==== Data provided ====

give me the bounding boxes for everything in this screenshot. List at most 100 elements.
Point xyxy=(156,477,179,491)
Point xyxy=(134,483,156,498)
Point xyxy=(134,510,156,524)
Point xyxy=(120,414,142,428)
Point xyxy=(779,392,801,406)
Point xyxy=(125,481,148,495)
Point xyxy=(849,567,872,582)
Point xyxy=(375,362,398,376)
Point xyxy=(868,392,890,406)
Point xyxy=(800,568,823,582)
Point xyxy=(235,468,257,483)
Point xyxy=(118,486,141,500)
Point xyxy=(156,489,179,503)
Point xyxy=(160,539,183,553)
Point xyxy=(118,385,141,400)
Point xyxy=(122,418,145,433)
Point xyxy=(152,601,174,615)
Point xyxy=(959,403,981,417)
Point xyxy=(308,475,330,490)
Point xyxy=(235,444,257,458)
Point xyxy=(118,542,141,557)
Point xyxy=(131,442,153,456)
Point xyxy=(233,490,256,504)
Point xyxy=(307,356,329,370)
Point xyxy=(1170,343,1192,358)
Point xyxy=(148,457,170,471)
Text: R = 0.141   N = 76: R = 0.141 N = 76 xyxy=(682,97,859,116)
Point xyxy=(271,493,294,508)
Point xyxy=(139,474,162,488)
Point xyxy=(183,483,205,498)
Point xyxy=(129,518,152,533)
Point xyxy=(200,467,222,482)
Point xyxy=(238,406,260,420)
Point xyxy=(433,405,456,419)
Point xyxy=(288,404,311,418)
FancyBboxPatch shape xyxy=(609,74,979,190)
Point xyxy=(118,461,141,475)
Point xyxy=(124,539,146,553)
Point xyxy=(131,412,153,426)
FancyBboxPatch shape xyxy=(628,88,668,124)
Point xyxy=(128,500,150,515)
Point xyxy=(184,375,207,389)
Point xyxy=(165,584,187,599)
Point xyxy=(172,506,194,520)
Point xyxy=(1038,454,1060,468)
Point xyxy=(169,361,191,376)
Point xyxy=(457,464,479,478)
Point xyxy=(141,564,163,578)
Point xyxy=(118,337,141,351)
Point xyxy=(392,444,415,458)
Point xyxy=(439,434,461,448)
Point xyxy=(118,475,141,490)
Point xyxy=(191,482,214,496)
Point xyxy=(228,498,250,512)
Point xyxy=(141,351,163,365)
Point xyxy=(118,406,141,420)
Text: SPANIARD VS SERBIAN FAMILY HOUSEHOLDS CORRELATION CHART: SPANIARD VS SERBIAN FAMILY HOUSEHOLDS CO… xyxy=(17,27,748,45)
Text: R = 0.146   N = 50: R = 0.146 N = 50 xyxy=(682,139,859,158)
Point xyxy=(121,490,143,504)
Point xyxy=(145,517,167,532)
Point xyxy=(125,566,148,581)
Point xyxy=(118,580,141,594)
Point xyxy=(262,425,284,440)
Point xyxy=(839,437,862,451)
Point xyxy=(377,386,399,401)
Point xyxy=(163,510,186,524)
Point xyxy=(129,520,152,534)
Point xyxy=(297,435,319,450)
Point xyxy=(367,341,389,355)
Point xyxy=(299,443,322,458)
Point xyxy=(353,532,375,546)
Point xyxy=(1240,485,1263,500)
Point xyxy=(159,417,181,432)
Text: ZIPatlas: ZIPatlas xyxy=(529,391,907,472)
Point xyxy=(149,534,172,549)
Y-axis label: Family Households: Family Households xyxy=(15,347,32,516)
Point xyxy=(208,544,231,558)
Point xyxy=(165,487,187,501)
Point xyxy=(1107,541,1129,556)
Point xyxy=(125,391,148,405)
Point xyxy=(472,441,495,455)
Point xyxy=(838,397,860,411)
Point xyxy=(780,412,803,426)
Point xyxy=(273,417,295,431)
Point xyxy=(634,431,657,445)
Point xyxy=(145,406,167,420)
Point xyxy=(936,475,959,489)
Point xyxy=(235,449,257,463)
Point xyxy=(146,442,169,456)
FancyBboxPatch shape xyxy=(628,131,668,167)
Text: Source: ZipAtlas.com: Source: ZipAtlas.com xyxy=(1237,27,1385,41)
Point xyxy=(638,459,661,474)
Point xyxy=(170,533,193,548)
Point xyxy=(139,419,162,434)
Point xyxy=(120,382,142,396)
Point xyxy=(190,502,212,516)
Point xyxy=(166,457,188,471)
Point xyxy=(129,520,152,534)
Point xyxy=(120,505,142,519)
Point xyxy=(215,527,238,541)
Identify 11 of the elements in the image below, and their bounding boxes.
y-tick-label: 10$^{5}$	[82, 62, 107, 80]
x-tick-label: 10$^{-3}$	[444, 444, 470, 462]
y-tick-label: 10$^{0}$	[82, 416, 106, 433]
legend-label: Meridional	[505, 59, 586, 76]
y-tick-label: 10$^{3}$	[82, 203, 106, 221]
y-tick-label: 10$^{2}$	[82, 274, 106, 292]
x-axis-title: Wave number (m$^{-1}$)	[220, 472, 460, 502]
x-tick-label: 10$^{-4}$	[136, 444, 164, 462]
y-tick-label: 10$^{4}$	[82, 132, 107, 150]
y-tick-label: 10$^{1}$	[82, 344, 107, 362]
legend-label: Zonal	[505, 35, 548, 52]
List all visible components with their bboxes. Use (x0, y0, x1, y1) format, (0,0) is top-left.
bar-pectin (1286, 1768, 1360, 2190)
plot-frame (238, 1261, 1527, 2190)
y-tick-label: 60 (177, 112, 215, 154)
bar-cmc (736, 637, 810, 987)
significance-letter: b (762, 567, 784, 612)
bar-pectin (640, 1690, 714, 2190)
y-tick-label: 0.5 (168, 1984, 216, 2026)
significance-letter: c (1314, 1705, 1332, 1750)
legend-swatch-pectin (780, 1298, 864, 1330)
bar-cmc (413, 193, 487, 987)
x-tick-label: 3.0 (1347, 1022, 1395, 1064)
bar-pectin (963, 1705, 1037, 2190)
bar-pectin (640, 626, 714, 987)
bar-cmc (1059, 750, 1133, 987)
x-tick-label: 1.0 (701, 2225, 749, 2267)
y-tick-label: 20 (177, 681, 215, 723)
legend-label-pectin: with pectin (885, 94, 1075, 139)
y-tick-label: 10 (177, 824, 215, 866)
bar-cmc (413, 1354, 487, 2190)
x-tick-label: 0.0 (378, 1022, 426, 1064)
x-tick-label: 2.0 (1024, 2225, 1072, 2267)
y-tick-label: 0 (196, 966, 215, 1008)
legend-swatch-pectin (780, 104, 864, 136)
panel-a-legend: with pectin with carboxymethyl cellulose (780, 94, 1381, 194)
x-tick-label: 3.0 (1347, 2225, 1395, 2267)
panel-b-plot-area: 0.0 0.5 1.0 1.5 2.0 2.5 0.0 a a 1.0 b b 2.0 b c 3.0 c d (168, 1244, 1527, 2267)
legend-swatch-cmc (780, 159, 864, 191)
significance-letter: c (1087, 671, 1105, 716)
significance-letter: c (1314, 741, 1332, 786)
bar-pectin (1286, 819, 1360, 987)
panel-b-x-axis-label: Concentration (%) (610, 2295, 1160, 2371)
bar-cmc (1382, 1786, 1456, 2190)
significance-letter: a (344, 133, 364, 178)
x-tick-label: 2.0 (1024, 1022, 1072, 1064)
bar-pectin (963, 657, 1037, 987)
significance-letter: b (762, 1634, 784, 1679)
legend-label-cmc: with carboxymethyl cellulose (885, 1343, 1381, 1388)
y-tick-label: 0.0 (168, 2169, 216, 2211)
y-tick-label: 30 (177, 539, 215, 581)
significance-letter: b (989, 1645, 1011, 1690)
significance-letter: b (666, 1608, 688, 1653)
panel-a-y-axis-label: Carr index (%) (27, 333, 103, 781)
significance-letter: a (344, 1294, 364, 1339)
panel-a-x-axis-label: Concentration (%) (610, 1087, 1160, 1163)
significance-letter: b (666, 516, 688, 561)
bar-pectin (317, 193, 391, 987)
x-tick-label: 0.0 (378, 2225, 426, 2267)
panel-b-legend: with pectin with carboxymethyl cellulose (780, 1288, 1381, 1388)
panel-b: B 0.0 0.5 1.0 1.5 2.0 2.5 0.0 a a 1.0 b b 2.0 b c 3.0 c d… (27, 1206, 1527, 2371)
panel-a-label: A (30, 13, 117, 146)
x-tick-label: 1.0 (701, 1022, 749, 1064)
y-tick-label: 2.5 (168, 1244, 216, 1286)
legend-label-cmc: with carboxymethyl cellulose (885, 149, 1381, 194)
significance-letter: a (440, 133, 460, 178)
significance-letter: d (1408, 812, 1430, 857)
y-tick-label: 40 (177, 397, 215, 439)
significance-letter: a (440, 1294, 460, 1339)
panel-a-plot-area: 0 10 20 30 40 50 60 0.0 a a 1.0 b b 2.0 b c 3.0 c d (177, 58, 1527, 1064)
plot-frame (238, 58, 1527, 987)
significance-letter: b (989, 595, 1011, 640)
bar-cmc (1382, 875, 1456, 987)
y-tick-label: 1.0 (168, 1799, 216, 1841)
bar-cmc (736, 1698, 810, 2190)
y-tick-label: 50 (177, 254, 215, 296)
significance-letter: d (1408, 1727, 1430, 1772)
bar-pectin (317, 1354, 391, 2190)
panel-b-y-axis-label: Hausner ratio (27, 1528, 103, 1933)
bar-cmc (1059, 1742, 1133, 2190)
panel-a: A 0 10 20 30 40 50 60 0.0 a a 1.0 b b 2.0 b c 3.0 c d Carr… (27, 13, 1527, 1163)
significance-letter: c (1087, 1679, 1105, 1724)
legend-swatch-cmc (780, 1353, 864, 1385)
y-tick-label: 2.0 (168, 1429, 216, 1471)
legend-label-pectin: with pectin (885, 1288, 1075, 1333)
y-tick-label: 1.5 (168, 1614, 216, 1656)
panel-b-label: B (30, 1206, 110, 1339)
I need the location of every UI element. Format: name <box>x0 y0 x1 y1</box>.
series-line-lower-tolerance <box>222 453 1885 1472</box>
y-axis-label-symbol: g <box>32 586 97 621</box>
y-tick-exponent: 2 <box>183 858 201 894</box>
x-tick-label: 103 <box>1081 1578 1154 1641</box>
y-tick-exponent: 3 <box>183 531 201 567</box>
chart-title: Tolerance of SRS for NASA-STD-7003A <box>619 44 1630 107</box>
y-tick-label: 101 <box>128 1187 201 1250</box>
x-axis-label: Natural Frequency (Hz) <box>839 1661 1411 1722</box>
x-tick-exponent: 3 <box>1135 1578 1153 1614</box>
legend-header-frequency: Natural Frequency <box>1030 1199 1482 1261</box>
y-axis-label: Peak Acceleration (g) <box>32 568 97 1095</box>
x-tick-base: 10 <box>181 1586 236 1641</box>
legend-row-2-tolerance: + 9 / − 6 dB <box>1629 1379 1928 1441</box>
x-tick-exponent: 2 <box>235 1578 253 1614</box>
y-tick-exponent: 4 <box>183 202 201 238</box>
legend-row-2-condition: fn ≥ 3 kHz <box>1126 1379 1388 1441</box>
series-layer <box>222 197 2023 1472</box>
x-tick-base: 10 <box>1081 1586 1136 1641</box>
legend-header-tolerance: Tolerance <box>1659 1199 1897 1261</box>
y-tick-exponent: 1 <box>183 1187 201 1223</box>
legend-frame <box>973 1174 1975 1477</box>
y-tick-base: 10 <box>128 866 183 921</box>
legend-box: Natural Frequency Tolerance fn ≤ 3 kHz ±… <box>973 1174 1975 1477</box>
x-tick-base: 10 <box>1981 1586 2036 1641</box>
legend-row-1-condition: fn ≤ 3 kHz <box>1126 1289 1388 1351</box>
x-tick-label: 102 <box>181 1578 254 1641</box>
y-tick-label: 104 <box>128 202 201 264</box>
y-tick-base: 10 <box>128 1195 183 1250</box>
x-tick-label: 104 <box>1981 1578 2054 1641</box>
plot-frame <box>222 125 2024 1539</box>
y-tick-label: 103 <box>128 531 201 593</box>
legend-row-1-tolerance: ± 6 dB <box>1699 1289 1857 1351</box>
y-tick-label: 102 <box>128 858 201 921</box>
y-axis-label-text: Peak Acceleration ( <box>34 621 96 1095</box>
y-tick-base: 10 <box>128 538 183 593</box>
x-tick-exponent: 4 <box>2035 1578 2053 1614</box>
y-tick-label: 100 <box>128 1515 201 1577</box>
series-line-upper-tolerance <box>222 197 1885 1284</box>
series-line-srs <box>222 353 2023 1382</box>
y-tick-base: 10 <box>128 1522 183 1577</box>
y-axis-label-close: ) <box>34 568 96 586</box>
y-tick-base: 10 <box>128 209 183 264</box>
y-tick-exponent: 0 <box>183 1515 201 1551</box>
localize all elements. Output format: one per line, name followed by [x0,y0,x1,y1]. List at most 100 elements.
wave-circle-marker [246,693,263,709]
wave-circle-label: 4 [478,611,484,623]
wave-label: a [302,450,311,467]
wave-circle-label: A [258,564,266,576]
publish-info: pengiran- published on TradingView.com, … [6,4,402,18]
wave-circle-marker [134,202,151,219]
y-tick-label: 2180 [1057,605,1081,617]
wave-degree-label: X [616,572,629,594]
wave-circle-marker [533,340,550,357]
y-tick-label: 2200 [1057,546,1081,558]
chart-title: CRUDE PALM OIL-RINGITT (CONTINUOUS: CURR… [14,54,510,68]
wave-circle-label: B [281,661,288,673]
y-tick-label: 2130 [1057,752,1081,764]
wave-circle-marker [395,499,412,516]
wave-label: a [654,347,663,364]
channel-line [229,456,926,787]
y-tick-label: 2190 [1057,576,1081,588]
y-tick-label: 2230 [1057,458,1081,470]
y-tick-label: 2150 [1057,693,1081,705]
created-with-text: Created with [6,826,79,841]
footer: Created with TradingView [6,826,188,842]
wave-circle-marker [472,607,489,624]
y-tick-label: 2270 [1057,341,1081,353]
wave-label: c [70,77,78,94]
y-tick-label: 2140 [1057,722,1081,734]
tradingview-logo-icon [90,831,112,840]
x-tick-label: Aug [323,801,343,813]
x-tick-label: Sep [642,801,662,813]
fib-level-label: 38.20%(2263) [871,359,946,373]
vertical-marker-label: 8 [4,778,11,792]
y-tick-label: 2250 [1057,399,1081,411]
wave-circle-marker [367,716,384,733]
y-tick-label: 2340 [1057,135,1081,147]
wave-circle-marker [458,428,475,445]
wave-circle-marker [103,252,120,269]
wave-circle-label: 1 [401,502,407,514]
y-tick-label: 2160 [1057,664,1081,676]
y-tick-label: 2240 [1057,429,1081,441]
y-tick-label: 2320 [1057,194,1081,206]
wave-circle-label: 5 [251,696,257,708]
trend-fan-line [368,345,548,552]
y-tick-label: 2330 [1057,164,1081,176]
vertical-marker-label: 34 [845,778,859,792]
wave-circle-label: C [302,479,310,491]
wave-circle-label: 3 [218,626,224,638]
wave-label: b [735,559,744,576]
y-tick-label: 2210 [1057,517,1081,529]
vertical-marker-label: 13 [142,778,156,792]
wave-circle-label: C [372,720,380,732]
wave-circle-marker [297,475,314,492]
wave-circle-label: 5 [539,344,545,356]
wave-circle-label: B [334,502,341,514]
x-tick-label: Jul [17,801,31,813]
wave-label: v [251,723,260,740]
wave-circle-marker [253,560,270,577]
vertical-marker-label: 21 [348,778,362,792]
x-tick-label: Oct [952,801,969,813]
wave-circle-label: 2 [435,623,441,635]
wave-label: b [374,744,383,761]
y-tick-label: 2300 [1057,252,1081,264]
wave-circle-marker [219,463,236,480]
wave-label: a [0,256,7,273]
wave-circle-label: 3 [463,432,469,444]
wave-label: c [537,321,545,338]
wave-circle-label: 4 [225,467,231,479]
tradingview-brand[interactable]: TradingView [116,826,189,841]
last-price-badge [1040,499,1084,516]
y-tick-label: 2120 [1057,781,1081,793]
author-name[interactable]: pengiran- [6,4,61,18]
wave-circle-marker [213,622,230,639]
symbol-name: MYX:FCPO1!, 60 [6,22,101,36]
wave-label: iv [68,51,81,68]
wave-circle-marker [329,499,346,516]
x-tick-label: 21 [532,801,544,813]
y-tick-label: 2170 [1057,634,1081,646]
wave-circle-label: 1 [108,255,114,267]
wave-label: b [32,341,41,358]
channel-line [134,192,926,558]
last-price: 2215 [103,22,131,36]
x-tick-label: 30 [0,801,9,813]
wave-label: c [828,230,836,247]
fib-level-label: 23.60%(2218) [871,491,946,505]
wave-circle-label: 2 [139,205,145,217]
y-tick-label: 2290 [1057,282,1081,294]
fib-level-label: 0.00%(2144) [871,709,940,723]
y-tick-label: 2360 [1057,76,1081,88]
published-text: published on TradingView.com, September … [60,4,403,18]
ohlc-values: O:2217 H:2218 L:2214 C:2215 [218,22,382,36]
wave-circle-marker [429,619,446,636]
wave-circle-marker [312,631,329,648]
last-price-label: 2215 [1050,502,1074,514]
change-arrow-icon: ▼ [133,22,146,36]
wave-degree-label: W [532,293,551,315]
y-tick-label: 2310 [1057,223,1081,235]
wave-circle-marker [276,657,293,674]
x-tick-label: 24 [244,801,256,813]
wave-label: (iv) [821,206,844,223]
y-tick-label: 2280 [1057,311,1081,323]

====

**What to produce:**
Render the listing from its first line through the line holding "Point xyxy=(868,392,890,406)", inclusive, as a JSON list of strings, one string per line, with blank lines left out.

**Full solution:**
[
  "give me the bounding boxes for everything in this screenshot. List at most 100 elements.",
  "Point xyxy=(156,477,179,491)",
  "Point xyxy=(134,483,156,498)",
  "Point xyxy=(134,510,156,524)",
  "Point xyxy=(120,414,142,428)",
  "Point xyxy=(779,392,801,406)",
  "Point xyxy=(125,481,148,495)",
  "Point xyxy=(849,567,872,582)",
  "Point xyxy=(375,362,398,376)",
  "Point xyxy=(868,392,890,406)"
]